* **TASK INSTRUCTIONS**:
Search the records that follow and extract every line containing the string "this".
****************
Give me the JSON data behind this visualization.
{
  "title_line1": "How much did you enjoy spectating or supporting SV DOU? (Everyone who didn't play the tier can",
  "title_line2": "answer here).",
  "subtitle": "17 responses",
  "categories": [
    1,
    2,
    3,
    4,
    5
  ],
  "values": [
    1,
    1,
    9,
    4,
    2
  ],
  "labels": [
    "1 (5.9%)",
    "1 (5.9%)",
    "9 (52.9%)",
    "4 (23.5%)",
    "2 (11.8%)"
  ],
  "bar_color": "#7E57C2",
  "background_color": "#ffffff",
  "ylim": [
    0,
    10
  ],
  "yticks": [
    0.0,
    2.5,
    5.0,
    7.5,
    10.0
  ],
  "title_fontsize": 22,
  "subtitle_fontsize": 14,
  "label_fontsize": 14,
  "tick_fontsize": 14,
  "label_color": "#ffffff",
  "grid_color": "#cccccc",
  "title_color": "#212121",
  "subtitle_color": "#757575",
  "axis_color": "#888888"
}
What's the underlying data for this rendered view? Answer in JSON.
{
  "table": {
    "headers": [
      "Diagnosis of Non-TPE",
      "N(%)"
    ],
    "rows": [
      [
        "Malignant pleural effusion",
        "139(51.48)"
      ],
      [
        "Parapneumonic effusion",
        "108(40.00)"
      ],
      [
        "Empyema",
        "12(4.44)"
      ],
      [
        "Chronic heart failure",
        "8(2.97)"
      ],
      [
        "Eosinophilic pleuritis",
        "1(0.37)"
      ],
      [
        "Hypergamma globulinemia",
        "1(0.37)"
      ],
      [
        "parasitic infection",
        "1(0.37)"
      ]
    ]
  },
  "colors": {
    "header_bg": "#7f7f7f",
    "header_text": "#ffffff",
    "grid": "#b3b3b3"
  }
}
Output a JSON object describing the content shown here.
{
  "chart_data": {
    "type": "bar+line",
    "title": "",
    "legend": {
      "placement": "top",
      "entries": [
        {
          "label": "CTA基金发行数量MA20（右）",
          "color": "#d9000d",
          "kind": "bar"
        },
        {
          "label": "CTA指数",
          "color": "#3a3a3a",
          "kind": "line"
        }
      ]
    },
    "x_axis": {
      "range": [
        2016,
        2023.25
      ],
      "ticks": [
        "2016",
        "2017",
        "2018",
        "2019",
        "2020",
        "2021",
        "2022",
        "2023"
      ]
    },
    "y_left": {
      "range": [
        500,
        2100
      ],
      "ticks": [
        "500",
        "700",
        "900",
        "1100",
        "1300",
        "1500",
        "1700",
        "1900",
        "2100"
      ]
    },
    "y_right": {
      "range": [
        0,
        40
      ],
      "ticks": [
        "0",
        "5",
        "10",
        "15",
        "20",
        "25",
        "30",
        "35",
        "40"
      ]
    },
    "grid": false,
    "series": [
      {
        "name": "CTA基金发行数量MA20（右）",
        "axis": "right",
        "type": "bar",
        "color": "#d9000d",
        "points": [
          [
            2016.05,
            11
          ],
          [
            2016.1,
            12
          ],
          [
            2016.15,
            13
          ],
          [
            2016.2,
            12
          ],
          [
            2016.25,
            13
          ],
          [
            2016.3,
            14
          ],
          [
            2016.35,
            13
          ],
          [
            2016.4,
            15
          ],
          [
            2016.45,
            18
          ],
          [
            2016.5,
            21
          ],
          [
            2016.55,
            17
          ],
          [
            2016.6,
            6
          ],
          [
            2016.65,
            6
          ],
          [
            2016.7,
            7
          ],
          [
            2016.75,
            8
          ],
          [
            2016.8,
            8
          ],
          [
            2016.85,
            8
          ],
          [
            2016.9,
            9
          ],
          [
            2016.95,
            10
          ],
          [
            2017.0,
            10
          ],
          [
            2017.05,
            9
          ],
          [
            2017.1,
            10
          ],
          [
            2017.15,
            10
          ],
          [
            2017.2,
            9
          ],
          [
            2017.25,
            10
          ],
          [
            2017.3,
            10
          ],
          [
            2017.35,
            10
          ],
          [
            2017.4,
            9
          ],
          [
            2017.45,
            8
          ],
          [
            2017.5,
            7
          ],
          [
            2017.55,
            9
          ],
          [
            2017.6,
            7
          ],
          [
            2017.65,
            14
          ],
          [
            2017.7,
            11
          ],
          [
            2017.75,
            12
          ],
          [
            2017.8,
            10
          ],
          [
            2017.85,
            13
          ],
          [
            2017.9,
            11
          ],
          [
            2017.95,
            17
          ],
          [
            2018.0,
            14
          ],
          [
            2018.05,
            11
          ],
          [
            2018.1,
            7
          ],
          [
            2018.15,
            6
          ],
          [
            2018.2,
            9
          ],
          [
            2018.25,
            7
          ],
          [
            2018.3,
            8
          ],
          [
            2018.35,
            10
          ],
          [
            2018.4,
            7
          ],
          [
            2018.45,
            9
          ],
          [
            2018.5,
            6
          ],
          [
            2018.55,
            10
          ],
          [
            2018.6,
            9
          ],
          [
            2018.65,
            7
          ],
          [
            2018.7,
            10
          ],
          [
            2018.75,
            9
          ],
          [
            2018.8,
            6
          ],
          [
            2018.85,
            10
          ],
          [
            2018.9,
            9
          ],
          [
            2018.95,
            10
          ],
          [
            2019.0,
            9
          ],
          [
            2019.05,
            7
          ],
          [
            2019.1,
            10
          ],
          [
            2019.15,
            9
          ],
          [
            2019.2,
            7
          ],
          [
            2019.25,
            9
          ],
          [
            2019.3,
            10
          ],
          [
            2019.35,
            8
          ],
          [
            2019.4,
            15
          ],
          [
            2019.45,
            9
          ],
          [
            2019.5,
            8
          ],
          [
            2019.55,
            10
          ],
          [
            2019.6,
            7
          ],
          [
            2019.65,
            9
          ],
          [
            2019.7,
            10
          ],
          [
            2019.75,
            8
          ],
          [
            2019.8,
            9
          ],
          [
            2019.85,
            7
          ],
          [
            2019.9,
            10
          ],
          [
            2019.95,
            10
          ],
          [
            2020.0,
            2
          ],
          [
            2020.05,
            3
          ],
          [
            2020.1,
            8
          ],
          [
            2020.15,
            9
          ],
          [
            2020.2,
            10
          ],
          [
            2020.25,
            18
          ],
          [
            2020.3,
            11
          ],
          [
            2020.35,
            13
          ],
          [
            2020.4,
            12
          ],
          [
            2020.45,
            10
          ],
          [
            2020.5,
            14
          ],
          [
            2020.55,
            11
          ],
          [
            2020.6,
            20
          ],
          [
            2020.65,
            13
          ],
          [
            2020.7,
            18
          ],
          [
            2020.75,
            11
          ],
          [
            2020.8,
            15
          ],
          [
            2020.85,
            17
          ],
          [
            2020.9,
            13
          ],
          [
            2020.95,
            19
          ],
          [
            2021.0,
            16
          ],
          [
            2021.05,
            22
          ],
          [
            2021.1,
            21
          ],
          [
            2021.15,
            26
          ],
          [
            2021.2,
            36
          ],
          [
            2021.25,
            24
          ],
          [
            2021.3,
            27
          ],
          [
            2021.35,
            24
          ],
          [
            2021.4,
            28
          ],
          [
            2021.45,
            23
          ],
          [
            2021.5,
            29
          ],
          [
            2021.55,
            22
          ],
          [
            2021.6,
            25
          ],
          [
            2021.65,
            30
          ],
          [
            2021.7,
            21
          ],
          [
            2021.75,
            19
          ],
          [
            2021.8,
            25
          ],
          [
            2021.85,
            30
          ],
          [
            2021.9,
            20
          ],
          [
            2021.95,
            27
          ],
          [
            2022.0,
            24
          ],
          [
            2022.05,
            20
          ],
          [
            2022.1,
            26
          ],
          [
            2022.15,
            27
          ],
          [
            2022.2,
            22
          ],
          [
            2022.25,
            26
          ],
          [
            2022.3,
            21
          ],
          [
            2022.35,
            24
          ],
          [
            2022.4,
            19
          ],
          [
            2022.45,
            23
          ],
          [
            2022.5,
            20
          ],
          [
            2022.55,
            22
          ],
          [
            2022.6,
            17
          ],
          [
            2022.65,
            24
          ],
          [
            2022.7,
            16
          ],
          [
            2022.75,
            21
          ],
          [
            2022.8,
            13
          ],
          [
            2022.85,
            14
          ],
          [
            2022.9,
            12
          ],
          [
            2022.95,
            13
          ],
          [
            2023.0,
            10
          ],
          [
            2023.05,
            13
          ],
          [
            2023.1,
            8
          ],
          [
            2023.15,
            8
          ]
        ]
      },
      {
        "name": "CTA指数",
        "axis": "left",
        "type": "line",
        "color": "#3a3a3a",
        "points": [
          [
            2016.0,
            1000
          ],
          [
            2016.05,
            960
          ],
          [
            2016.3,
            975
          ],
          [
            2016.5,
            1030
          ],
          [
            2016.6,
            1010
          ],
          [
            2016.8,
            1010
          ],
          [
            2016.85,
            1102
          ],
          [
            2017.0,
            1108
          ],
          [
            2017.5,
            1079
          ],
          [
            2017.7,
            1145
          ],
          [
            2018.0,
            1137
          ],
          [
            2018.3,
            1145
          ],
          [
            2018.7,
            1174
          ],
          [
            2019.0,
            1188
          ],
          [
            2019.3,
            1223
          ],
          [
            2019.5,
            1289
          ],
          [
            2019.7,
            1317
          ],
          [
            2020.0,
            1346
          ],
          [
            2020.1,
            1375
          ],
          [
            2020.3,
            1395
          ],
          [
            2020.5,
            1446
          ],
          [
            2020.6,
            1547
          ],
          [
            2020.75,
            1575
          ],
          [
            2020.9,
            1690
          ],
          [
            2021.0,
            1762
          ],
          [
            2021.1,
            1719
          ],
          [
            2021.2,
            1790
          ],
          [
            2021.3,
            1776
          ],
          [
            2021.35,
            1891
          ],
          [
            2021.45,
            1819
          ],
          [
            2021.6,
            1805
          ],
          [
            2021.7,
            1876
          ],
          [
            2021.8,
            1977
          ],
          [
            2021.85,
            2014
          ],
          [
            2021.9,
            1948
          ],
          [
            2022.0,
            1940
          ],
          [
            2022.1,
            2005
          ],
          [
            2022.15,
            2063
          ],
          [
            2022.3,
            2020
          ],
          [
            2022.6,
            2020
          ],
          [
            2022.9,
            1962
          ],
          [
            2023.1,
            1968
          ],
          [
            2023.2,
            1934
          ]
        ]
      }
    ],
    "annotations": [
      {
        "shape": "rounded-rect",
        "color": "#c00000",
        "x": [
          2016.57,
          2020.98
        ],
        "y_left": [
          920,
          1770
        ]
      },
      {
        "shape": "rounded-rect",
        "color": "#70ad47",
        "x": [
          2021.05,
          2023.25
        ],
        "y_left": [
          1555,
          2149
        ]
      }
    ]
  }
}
****************
* **SOLUTION TO THE EXERCISE**:
Give me the JSON data behind this visualization.
What's the underlying data for this rendered view? Answer in JSON.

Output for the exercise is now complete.